== Exercise goal ==
Set the listing down unchanged, minus every embedded image.

Extracted data entries
Begin

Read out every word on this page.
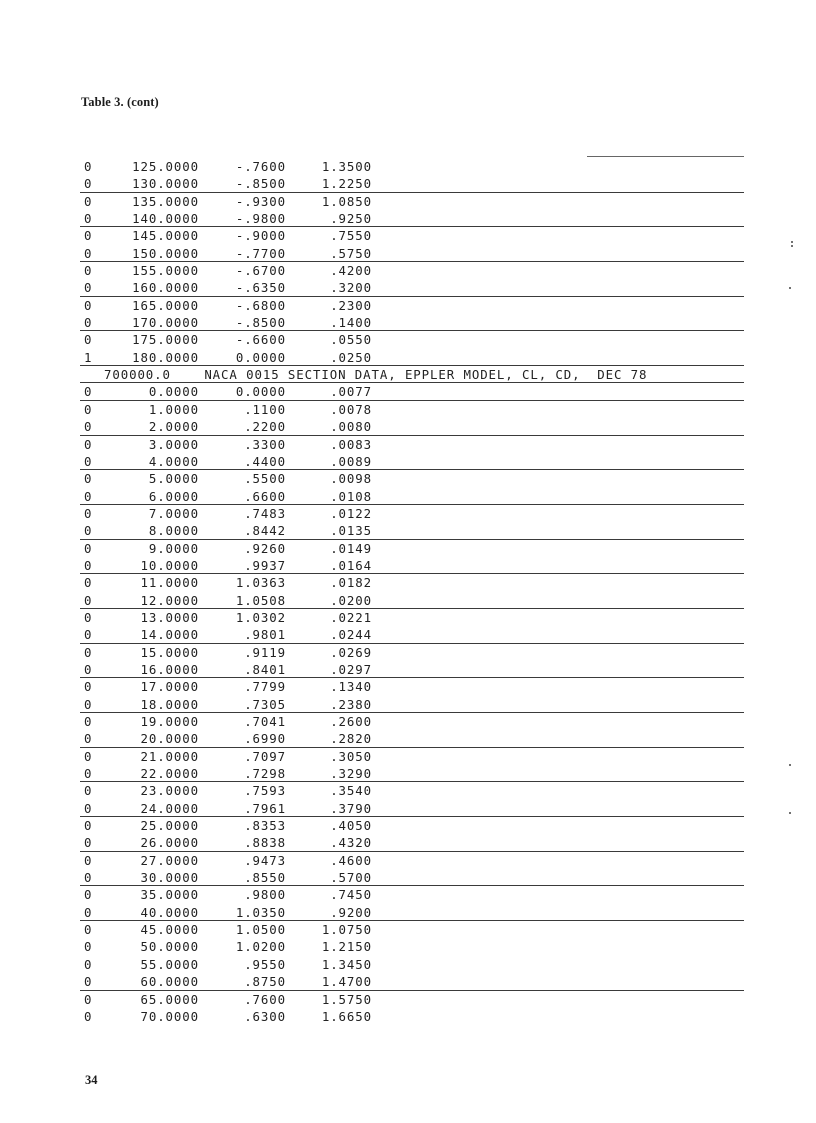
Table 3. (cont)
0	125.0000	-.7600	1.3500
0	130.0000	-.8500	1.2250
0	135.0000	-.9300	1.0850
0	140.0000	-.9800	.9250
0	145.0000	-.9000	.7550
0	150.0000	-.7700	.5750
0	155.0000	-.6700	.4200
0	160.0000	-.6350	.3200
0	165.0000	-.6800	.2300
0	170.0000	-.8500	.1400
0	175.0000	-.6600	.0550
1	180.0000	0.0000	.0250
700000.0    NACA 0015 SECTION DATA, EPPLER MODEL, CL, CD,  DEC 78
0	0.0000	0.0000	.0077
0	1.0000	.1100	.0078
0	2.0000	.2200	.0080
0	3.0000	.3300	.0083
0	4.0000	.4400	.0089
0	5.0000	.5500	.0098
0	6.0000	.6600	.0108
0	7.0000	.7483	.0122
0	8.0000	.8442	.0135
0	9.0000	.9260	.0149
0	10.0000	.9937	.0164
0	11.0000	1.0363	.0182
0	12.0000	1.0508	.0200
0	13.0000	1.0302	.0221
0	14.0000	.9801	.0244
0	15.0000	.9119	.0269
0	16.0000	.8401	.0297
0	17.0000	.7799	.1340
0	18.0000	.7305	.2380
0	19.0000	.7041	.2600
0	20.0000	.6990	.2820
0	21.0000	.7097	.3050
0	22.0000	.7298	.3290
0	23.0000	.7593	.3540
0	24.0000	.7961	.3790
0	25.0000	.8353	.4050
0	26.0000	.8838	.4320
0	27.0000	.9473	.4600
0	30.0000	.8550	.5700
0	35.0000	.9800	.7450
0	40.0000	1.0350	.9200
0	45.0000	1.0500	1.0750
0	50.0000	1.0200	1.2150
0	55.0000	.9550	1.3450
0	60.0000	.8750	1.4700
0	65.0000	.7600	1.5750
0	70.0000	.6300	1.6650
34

End

== Written answer ==
Read out every word on this page.
Table 3. (cont)
0	125.0000	-.7600	1.3500
0	130.0000	-.8500	1.2250
0	135.0000	-.9300	1.0850
0	140.0000	-.9800	.9250
0	145.0000	-.9000	.7550
0	150.0000	-.7700	.5750
0	155.0000	-.6700	.4200
0	160.0000	-.6350	.3200
0	165.0000	-.6800	.2300
0	170.0000	-.8500	.1400
0	175.0000	-.6600	.0550
1	180.0000	0.0000	.0250
700000.0    NACA 0015 SECTION DATA, EPPLER MODEL, CL, CD,  DEC 78
0	0.0000	0.0000	.0077
0	1.0000	.1100	.0078
0	2.0000	.2200	.0080
0	3.0000	.3300	.0083
0	4.0000	.4400	.0089
0	5.0000	.5500	.0098
0	6.0000	.6600	.0108
0	7.0000	.7483	.0122
0	8.0000	.8442	.0135
0	9.0000	.9260	.0149
0	10.0000	.9937	.0164
0	11.0000	1.0363	.0182
0	12.0000	1.0508	.0200
0	13.0000	1.0302	.0221
0	14.0000	.9801	.0244
0	15.0000	.9119	.0269
0	16.0000	.8401	.0297
0	17.0000	.7799	.1340
0	18.0000	.7305	.2380
0	19.0000	.7041	.2600
0	20.0000	.6990	.2820
0	21.0000	.7097	.3050
0	22.0000	.7298	.3290
0	23.0000	.7593	.3540
0	24.0000	.7961	.3790
0	25.0000	.8353	.4050
0	26.0000	.8838	.4320
0	27.0000	.9473	.4600
0	30.0000	.8550	.5700
0	35.0000	.9800	.7450
0	40.0000	1.0350	.9200
0	45.0000	1.0500	1.0750
0	50.0000	1.0200	1.2150
0	55.0000	.9550	1.3450
0	60.0000	.8750	1.4700
0	65.0000	.7600	1.5750
0	70.0000	.6300	1.6650
34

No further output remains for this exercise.